_REQUIREMENT_. Restate the full set of records exactly, without adding or dropping a word.

_DATA_.
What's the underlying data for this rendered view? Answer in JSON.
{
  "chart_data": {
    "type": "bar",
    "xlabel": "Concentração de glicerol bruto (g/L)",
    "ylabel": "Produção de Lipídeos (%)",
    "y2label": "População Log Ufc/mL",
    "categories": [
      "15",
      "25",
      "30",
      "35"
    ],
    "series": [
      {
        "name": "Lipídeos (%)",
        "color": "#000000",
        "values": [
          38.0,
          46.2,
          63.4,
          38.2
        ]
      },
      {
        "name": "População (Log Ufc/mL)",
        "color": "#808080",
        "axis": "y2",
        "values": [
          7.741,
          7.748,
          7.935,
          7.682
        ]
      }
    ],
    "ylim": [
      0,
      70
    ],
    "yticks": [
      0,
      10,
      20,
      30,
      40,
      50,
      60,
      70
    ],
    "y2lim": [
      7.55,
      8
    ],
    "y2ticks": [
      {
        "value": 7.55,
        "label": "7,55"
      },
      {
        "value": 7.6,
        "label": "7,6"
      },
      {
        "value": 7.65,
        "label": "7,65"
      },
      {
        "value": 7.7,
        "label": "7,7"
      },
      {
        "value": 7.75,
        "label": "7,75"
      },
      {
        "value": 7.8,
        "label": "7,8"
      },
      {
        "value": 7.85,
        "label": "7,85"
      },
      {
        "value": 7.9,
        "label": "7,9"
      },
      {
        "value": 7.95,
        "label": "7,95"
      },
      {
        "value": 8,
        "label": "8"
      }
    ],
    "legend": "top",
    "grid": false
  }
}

_EXERCISE ANSWER_.
What's the underlying data for this rendered view? Answer in JSON.
{
  "chart_data": {
    "type": "bar",
    "xlabel": "Concentração de glicerol bruto (g/L)",
    "ylabel": "Produção de Lipídeos (%)",
    "y2label": "População Log Ufc/mL",
    "categories": [
      "15",
      "25",
      "30",
      "35"
    ],
    "series": [
      {
        "name": "Lipídeos (%)",
        "color": "#000000",
        "values": [
          38.0,
          46.2,
          63.4,
          38.2
        ]
      },
      {
        "name": "População (Log Ufc/mL)",
        "color": "#808080",
        "axis": "y2",
        "values": [
          7.741,
          7.748,
          7.935,
          7.682
        ]
      }
    ],
    "ylim": [
      0,
      70
    ],
    "yticks": [
      0,
      10,
      20,
      30,
      40,
      50,
      60,
      70
    ],
    "y2lim": [
      7.55,
      8
    ],
    "y2ticks": [
      {
        "value": 7.55,
        "label": "7,55"
      },
      {
        "value": 7.6,
        "label": "7,6"
      },
      {
        "value": 7.65,
        "label": "7,65"
      },
      {
        "value": 7.7,
        "label": "7,7"
      },
      {
        "value": 7.75,
        "label": "7,75"
      },
      {
        "value": 7.8,
        "label": "7,8"
      },
      {
        "value": 7.85,
        "label": "7,85"
      },
      {
        "value": 7.9,
        "label": "7,9"
      },
      {
        "value": 7.95,
        "label": "7,95"
      },
      {
        "value": 8,
        "label": "8"
      }
    ],
    "legend": "top",
    "grid": false
  }
}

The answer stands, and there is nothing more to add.